(Dataset rows describing interfaces)
= = = = =
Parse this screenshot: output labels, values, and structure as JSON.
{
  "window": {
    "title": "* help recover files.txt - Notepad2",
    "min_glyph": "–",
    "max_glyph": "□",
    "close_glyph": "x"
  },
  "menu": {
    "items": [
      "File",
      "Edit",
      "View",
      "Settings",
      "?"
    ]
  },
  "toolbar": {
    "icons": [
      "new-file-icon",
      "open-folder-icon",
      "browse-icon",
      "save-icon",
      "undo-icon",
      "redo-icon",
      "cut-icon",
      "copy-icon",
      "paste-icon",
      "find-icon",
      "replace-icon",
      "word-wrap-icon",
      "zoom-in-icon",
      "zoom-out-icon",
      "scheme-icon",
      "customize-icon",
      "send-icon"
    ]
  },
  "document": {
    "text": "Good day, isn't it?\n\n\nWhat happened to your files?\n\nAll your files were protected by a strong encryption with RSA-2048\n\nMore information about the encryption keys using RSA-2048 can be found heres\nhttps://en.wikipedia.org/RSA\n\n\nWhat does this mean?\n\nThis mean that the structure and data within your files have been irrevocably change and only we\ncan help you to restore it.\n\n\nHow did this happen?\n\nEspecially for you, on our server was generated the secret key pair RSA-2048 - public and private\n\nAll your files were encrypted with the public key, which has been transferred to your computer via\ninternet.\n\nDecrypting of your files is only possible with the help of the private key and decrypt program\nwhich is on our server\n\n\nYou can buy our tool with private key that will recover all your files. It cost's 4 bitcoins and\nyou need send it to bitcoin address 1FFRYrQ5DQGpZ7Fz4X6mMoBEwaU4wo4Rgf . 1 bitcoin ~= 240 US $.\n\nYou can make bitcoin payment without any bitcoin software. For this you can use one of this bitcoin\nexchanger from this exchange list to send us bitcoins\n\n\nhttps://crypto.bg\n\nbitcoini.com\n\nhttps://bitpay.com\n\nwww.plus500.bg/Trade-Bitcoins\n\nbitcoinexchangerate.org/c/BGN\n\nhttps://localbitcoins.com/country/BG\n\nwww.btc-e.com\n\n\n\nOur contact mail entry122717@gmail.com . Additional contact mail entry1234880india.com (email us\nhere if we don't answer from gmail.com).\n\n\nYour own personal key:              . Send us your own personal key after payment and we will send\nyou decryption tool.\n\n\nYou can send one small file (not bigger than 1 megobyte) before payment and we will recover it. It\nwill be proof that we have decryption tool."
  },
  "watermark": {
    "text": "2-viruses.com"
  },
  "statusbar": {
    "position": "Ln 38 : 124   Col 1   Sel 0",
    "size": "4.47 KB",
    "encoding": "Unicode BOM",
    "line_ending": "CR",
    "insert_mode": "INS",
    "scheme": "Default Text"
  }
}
= = = = =
◆ EXERCISE INSTRUCTIONS:
All of the entries above, written out exactly, make up the reply.

◆ EXERCISE SOLUTION:
Parse this screenshot: output labels, values, and structure as JSON.
{
  "window": {
    "title": "* help recover files.txt - Notepad2",
    "min_glyph": "–",
    "max_glyph": "□",
    "close_glyph": "x"
  },
  "menu": {
    "items": [
      "File",
      "Edit",
      "View",
      "Settings",
      "?"
    ]
  },
  "toolbar": {
    "icons": [
      "new-file-icon",
      "open-folder-icon",
      "browse-icon",
      "save-icon",
      "undo-icon",
      "redo-icon",
      "cut-icon",
      "copy-icon",
      "paste-icon",
      "find-icon",
      "replace-icon",
      "word-wrap-icon",
      "zoom-in-icon",
      "zoom-out-icon",
      "scheme-icon",
      "customize-icon",
      "send-icon"
    ]
  },
  "document": {
    "text": "Good day, isn't it?\n\n\nWhat happened to your files?\n\nAll your files were protected by a strong encryption with RSA-2048\n\nMore information about the encryption keys using RSA-2048 can be found heres\nhttps://en.wikipedia.org/RSA\n\n\nWhat does this mean?\n\nThis mean that the structure and data within your files have been irrevocably change and only we\ncan help you to restore it.\n\n\nHow did this happen?\n\nEspecially for you, on our server was generated the secret key pair RSA-2048 - public and private\n\nAll your files were encrypted with the public key, which has been transferred to your computer via\ninternet.\n\nDecrypting of your files is only possible with the help of the private key and decrypt program\nwhich is on our server\n\n\nYou can buy our tool with private key that will recover all your files. It cost's 4 bitcoins and\nyou need send it to bitcoin address 1FFRYrQ5DQGpZ7Fz4X6mMoBEwaU4wo4Rgf . 1 bitcoin ~= 240 US $.\n\nYou can make bitcoin payment without any bitcoin software. For this you can use one of this bitcoin\nexchanger from this exchange list to send us bitcoins\n\n\nhttps://crypto.bg\n\nbitcoini.com\n\nhttps://bitpay.com\n\nwww.plus500.bg/Trade-Bitcoins\n\nbitcoinexchangerate.org/c/BGN\n\nhttps://localbitcoins.com/country/BG\n\nwww.btc-e.com\n\n\n\nOur contact mail entry122717@gmail.com . Additional contact mail entry1234880india.com (email us\nhere if we don't answer from gmail.com).\n\n\nYour own personal key:              . Send us your own personal key after payment and we will send\nyou decryption tool.\n\n\nYou can send one small file (not bigger than 1 megobyte) before payment and we will recover it. It\nwill be proof that we have decryption tool."
  },
  "watermark": {
    "text": "2-viruses.com"
  },
  "statusbar": {
    "position": "Ln 38 : 124   Col 1   Sel 0",
    "size": "4.47 KB",
    "encoding": "Unicode BOM",
    "line_ending": "CR",
    "insert_mode": "INS",
    "scheme": "Default Text"
  }
}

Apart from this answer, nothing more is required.